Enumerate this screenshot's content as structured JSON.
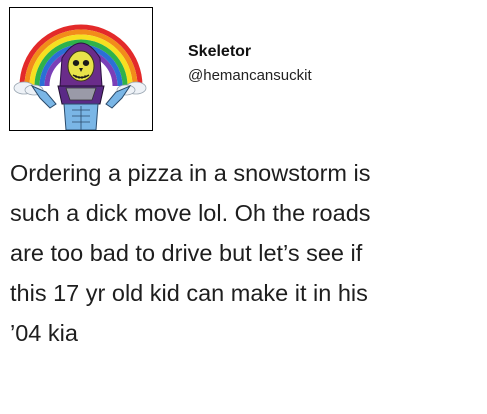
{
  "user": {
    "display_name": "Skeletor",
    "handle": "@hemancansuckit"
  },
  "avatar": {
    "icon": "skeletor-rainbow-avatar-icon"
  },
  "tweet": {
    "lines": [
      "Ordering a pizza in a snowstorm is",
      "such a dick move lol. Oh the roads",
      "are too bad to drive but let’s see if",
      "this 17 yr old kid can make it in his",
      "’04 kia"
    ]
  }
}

■ ■ ■ ■ ■ ■ ■

Using the material above, retype each entry exactly and omit the pictures.

Enumerate this screenshot's content as structured JSON.
{
  "user": {
    "display_name": "Skeletor",
    "handle": "@hemancansuckit"
  },
  "avatar": {
    "icon": "skeletor-rainbow-avatar-icon"
  },
  "tweet": {
    "lines": [
      "Ordering a pizza in a snowstorm is",
      "such a dick move lol. Oh the roads",
      "are too bad to drive but let’s see if",
      "this 17 yr old kid can make it in his",
      "’04 kia"
    ]
  }
}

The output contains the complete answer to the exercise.